[Saved entries]

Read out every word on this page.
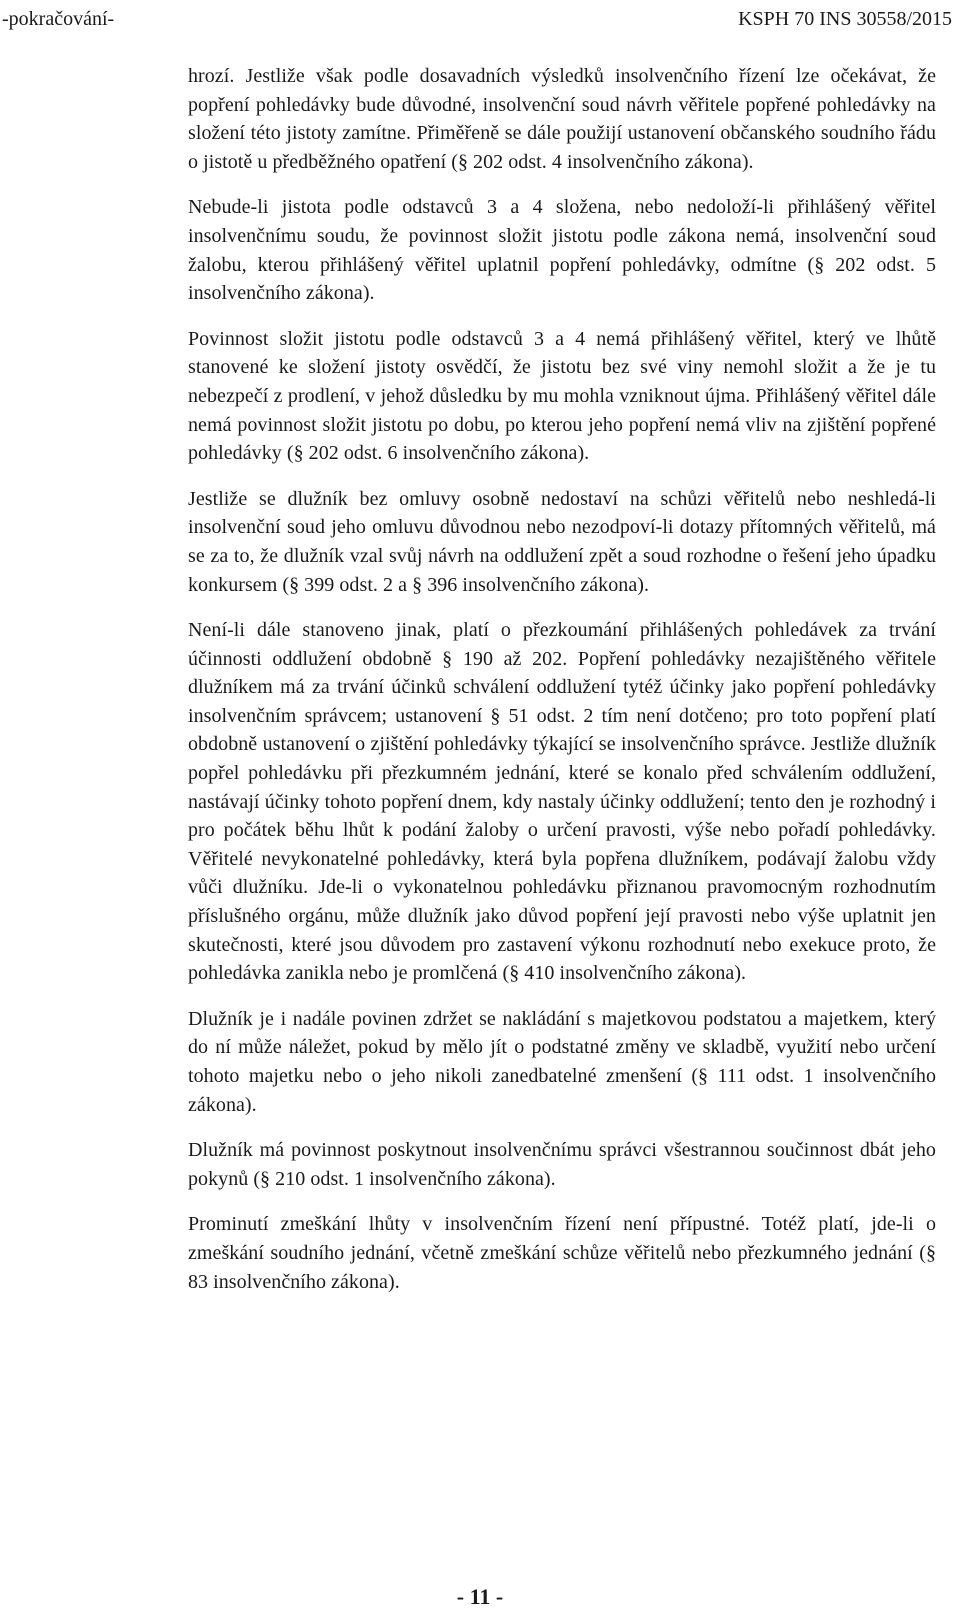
-pokračování-	KSPH 70 INS 30558/2015

hrozí. Jestliže však podle dosavadních výsledků insolvenčního řízení lze očekávat, že popření pohledávky bude důvodné, insolvenční soud návrh věřitele popřené pohledávky na složení této jistoty zamítne. Přiměřeně se dále použijí ustanovení občanského soudního řádu o jistotě u předběžného opatření (§ 202 odst. 4 insolvenčního zákona).

Nebude-li jistota podle odstavců 3 a 4 složena, nebo nedoloží-li přihlášený věřitel insolvenčnímu soudu, že povinnost složit jistotu podle zákona nemá, insolvenční soud žalobu, kterou přihlášený věřitel uplatnil popření pohledávky, odmítne (§ 202 odst. 5 insolvenčního zákona).

Povinnost složit jistotu podle odstavců 3 a 4 nemá přihlášený věřitel, který ve lhůtě stanovené ke složení jistoty osvědčí, že jistotu bez své viny nemohl složit a že je tu nebezpečí z prodlení, v jehož důsledku by mu mohla vzniknout újma. Přihlášený věřitel dále nemá povinnost složit jistotu po dobu, po kterou jeho popření nemá vliv na zjištění popřené pohledávky (§ 202 odst. 6 insolvenčního zákona).

Jestliže se dlužník bez omluvy osobně nedostaví na schůzi věřitelů nebo neshledá-li insolvenční soud jeho omluvu důvodnou nebo nezodpoví-li dotazy přítomných věřitelů, má se za to, že dlužník vzal svůj návrh na oddlužení zpět a soud rozhodne o řešení jeho úpadku konkursem (§ 399 odst. 2 a § 396 insolvenčního zákona).

Není-li dále stanoveno jinak, platí o přezkoumání přihlášených pohledávek za trvání účinnosti oddlužení obdobně § 190 až 202. Popření pohledávky nezajištěného věřitele dlužníkem má za trvání účinků schválení oddlužení tytéž účinky jako popření pohledávky insolvenčním správcem; ustanovení § 51 odst. 2 tím není dotčeno; pro toto popření platí obdobně ustanovení o zjištění pohledávky týkající se insolvenčního správce. Jestliže dlužník popřel pohledávku při přezkumném jednání, které se konalo před schválením oddlužení, nastávají účinky tohoto popření dnem, kdy nastaly účinky oddlužení; tento den je rozhodný i pro počátek běhu lhůt k podání žaloby o určení pravosti, výše nebo pořadí pohledávky. Věřitelé nevykonatelné pohledávky, která byla popřena dlužníkem, podávají žalobu vždy vůči dlužníku. Jde-li o vykonatelnou pohledávku přiznanou pravomocným rozhodnutím příslušného orgánu, může dlužník jako důvod popření její pravosti nebo výše uplatnit jen skutečnosti, které jsou důvodem pro zastavení výkonu rozhodnutí nebo exekuce proto, že pohledávka zanikla nebo je promlčená (§ 410 insolvenčního zákona).

Dlužník je i nadále povinen zdržet se nakládání s majetkovou podstatou a majetkem, který do ní může náležet, pokud by mělo jít o podstatné změny ve skladbě, využití nebo určení tohoto majetku nebo o jeho nikoli zanedbatelné zmenšení (§ 111 odst. 1 insolvenčního zákona).

Dlužník má povinnost poskytnout insolvenčnímu správci všestrannou součinnost dbát jeho pokynů (§ 210 odst. 1 insolvenčního zákona).

Prominutí zmeškání lhůty v insolvenčním řízení není přípustné. Totéž platí, jde-li o zmeškání soudního jednání, včetně zmeškání schůze věřitelů nebo přezkumného jednání (§ 83 insolvenčního zákona).

- 11 -
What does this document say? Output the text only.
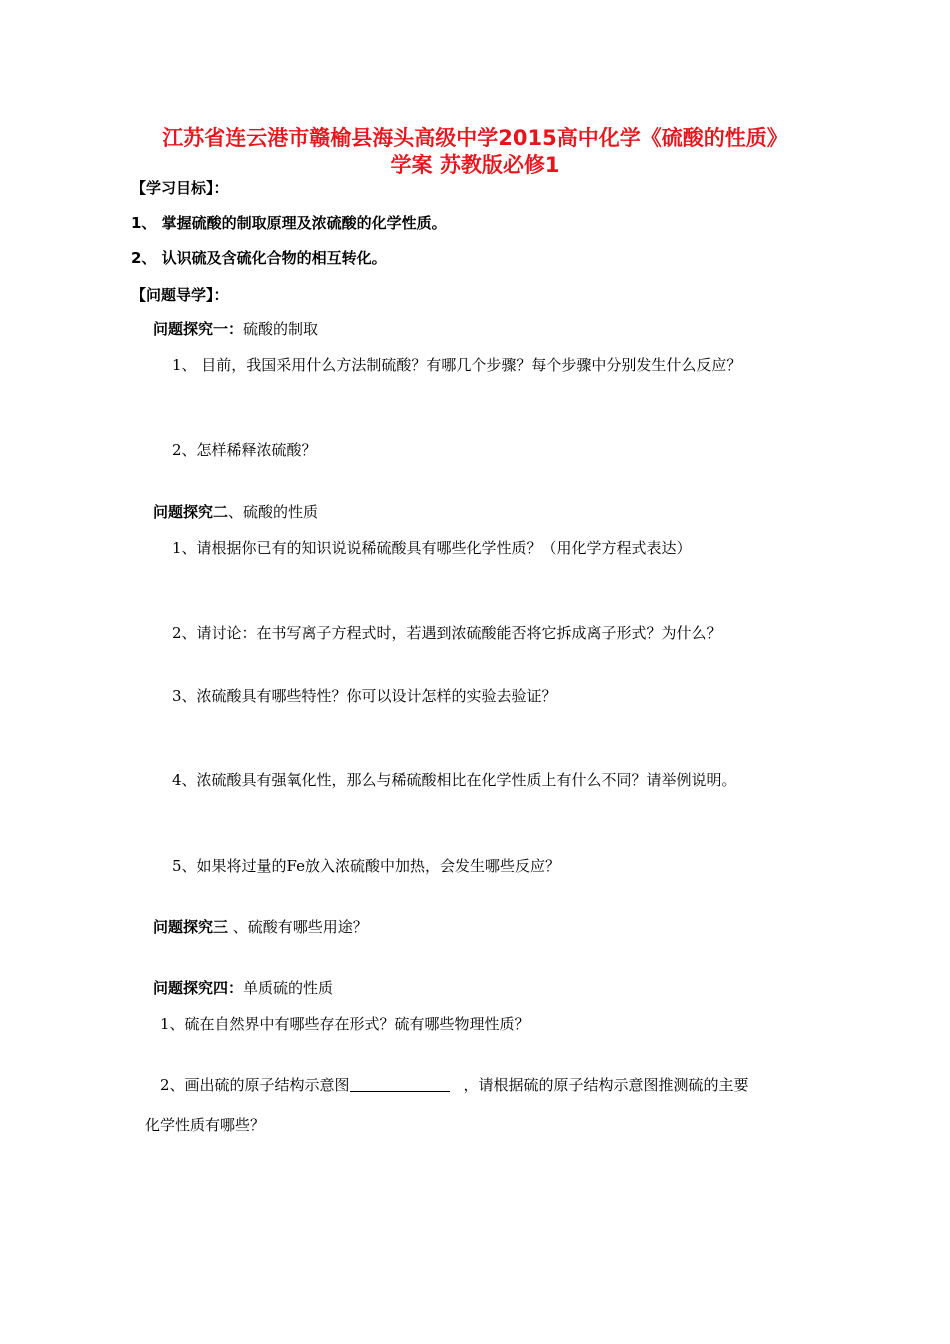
江苏省连云港市赣榆县海头高级中学2015高中化学《硫酸的性质》
学案 苏教版必修1
【学习目标】：
1、 掌握硫酸的制取原理及浓硫酸的化学性质。
2、 认识硫及含硫化合物的相互转化。
【问题导学】：
问题探究一：硫酸的制取
1、 目前，我国采用什么方法制硫酸？有哪几个步骤？每个步骤中分别发生什么反应？
2、怎样稀释浓硫酸？
问题探究二、硫酸的性质
1、请根据你已有的知识说说稀硫酸具有哪些化学性质？（用化学方程式表达）
2、请讨论：在书写离子方程式时，若遇到浓硫酸能否将它拆成离子形式？为什么？
3、浓硫酸具有哪些特性？你可以设计怎样的实验去验证？
4、浓硫酸具有强氧化性，那么与稀硫酸相比在化学性质上有什么不同？请举例说明。
5、如果将过量的Fe放入浓硫酸中加热，会发生哪些反应？
问题探究三 、硫酸有哪些用途？
问题探究四：单质硫的性质
1、硫在自然界中有哪些存在形式？硫有哪些物理性质？
2、画出硫的原子结构示意图	，请根据硫的原子结构示意图推测硫的主要
化学性质有哪些？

**WHAT THE TASK ASKS:**
Leaving out every picture, transcribe exactly the lines from the line that contains "What does this" through the final line of the entries above.

**TASK SOLUTION:**
What does this document say? Output the text only.
江苏省连云港市赣榆县海头高级中学2015高中化学《硫酸的性质》
学案 苏教版必修1
【学习目标】：
1、 掌握硫酸的制取原理及浓硫酸的化学性质。
2、 认识硫及含硫化合物的相互转化。
【问题导学】：
问题探究一：硫酸的制取
1、 目前，我国采用什么方法制硫酸？有哪几个步骤？每个步骤中分别发生什么反应？
2、怎样稀释浓硫酸？
问题探究二、硫酸的性质
1、请根据你已有的知识说说稀硫酸具有哪些化学性质？（用化学方程式表达）
2、请讨论：在书写离子方程式时，若遇到浓硫酸能否将它拆成离子形式？为什么？
3、浓硫酸具有哪些特性？你可以设计怎样的实验去验证？
4、浓硫酸具有强氧化性，那么与稀硫酸相比在化学性质上有什么不同？请举例说明。
5、如果将过量的Fe放入浓硫酸中加热，会发生哪些反应？
问题探究三 、硫酸有哪些用途？
问题探究四：单质硫的性质
1、硫在自然界中有哪些存在形式？硫有哪些物理性质？
2、画出硫的原子结构示意图	，请根据硫的原子结构示意图推测硫的主要
化学性质有哪些？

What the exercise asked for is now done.